- What is being asked
Reproduce the listing word for word, leaving every picture behind.

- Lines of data
************

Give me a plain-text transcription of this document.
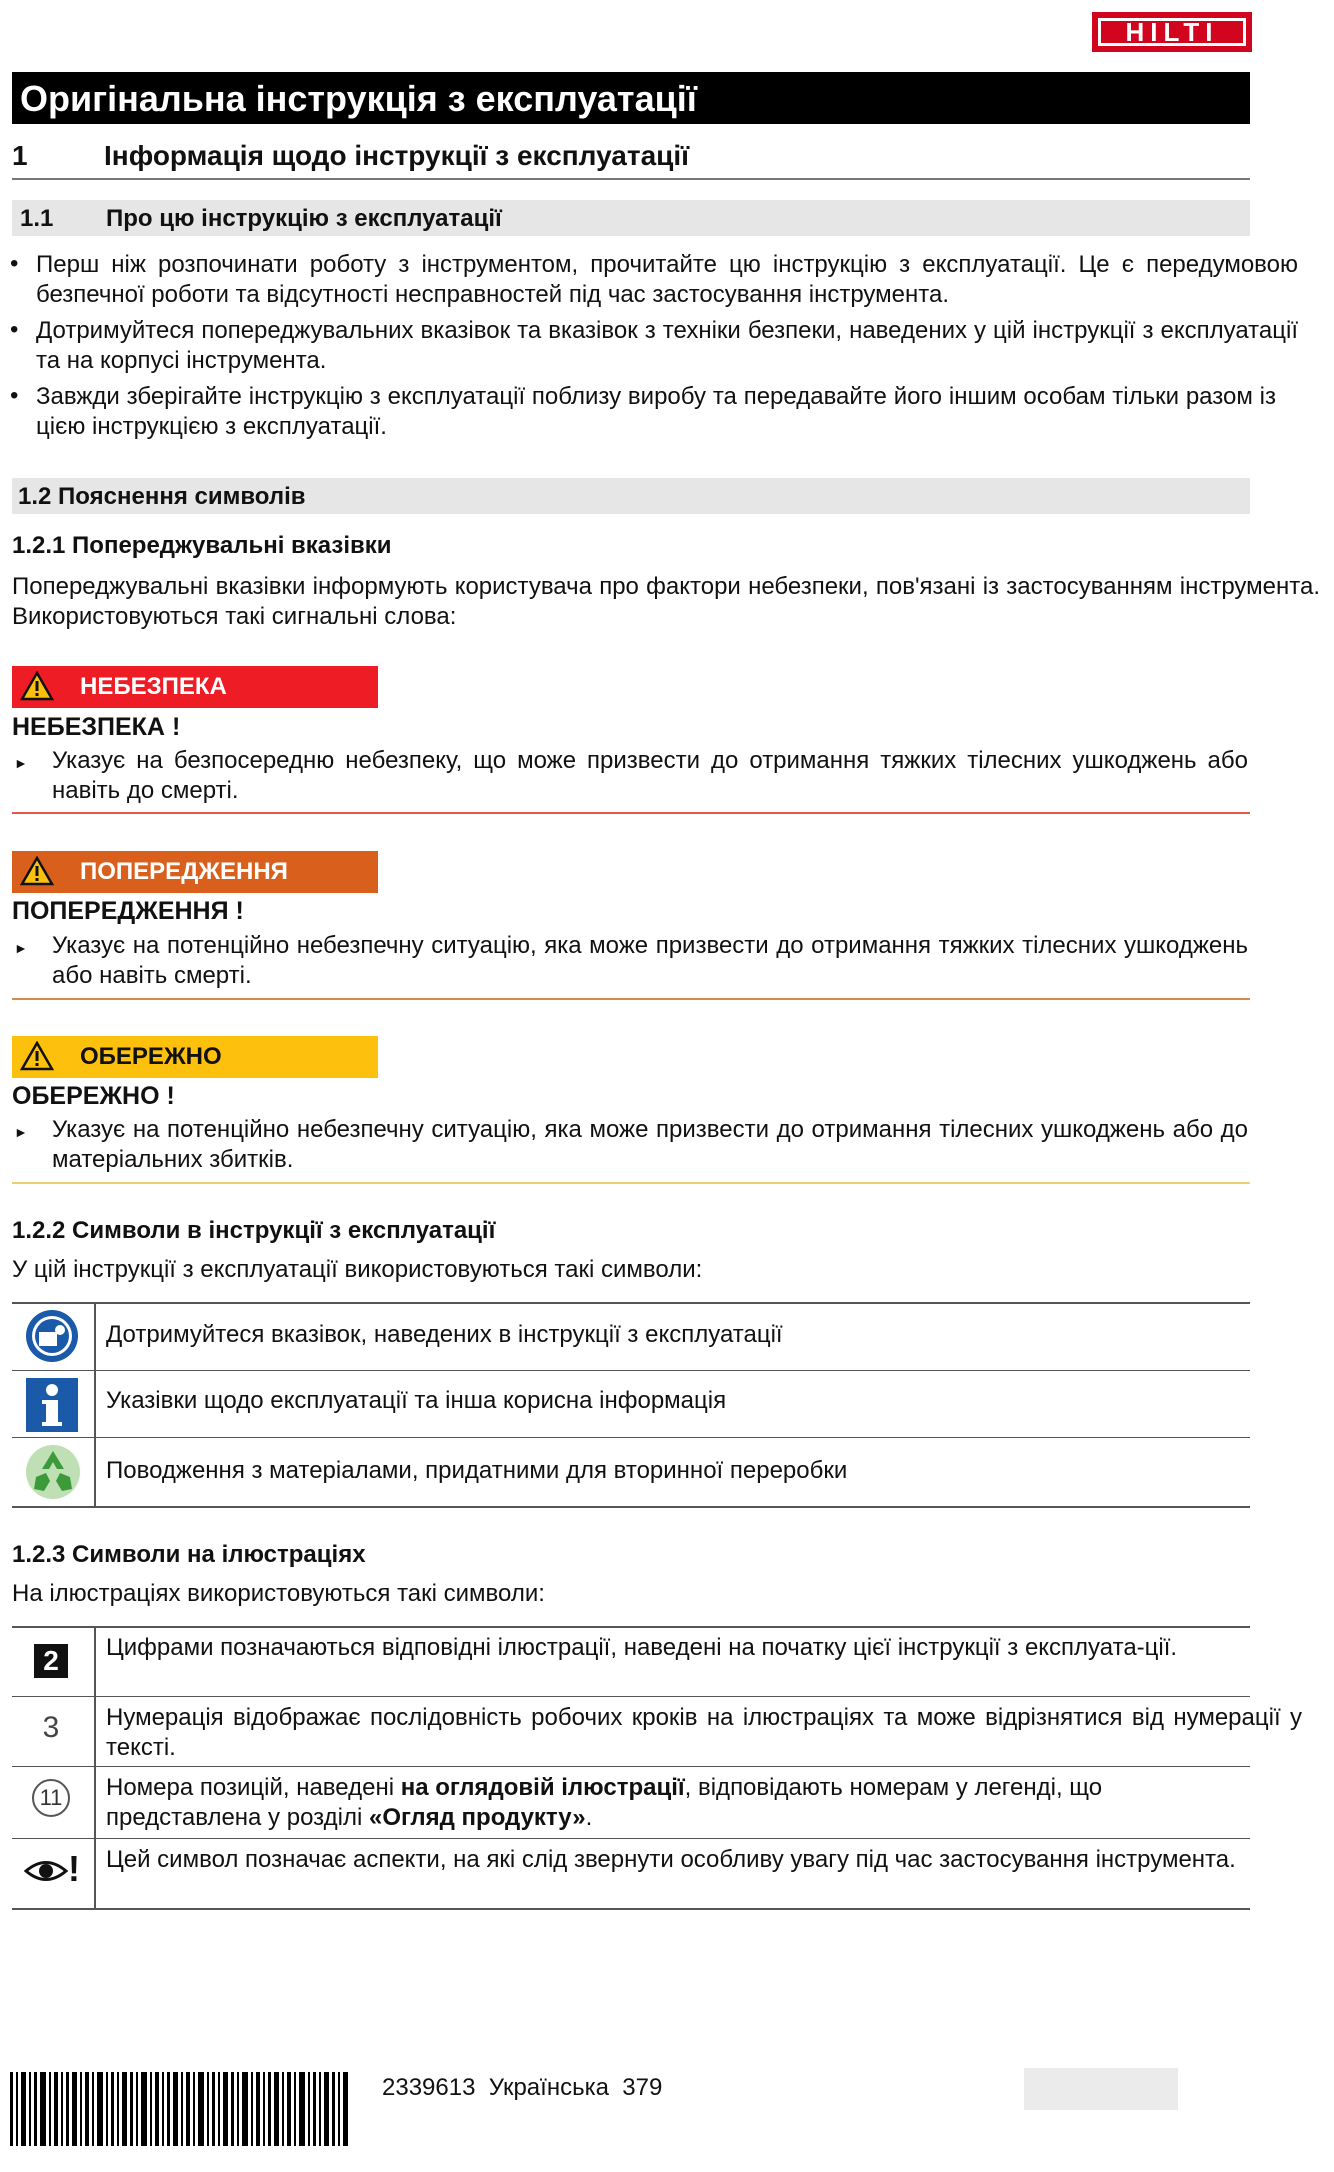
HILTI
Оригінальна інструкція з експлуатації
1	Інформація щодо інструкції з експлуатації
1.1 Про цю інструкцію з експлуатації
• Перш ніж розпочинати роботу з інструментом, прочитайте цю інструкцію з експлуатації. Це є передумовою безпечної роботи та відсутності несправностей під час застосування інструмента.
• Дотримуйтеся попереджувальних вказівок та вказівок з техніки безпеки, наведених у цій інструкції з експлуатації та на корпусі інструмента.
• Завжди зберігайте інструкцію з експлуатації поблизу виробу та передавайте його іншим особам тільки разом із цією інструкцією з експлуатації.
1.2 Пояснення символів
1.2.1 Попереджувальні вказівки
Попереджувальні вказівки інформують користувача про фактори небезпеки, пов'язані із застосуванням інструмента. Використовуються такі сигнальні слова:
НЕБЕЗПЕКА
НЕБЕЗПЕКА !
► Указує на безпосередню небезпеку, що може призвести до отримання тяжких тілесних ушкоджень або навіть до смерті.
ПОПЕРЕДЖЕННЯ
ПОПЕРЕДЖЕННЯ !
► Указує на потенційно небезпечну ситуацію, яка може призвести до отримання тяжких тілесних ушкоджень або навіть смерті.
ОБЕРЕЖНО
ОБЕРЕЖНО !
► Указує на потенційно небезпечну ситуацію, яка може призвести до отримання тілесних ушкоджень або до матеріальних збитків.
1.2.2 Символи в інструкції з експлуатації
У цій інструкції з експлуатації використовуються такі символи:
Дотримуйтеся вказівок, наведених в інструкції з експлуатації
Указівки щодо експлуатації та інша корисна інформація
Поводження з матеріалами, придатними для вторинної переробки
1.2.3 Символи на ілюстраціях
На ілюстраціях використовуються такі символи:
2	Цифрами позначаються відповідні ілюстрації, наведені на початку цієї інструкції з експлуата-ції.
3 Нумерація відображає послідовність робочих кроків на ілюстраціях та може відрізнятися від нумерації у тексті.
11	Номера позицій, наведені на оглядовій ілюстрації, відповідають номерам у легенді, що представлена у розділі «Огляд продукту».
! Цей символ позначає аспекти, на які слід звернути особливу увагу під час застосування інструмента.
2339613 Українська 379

************

- The answer
Give me a plain-text transcription of this document.
HILTI
Оригінальна інструкція з експлуатації
1	Інформація щодо інструкції з експлуатації
1.1 Про цю інструкцію з експлуатації
• Перш ніж розпочинати роботу з інструментом, прочитайте цю інструкцію з експлуатації. Це є передумовою безпечної роботи та відсутності несправностей під час застосування інструмента.
• Дотримуйтеся попереджувальних вказівок та вказівок з техніки безпеки, наведених у цій інструкції з експлуатації та на корпусі інструмента.
• Завжди зберігайте інструкцію з експлуатації поблизу виробу та передавайте його іншим особам тільки разом із цією інструкцією з експлуатації.
1.2 Пояснення символів
1.2.1 Попереджувальні вказівки
Попереджувальні вказівки інформують користувача про фактори небезпеки, пов'язані із застосуванням інструмента. Використовуються такі сигнальні слова:
НЕБЕЗПЕКА
НЕБЕЗПЕКА !
► Указує на безпосередню небезпеку, що може призвести до отримання тяжких тілесних ушкоджень або навіть до смерті.
ПОПЕРЕДЖЕННЯ
ПОПЕРЕДЖЕННЯ !
► Указує на потенційно небезпечну ситуацію, яка може призвести до отримання тяжких тілесних ушкоджень або навіть смерті.
ОБЕРЕЖНО
ОБЕРЕЖНО !
► Указує на потенційно небезпечну ситуацію, яка може призвести до отримання тілесних ушкоджень або до матеріальних збитків.
1.2.2 Символи в інструкції з експлуатації
У цій інструкції з експлуатації використовуються такі символи:
Дотримуйтеся вказівок, наведених в інструкції з експлуатації
Указівки щодо експлуатації та інша корисна інформація
Поводження з матеріалами, придатними для вторинної переробки
1.2.3 Символи на ілюстраціях
На ілюстраціях використовуються такі символи:
2	Цифрами позначаються відповідні ілюстрації, наведені на початку цієї інструкції з експлуата-ції.
3 Нумерація відображає послідовність робочих кроків на ілюстраціях та може відрізнятися від нумерації у тексті.
11	Номера позицій, наведені на оглядовій ілюстрації, відповідають номерам у легенді, що представлена у розділі «Огляд продукту».
! Цей символ позначає аспекти, на які слід звернути особливу увагу під час застосування інструмента.
2339613 Українська 379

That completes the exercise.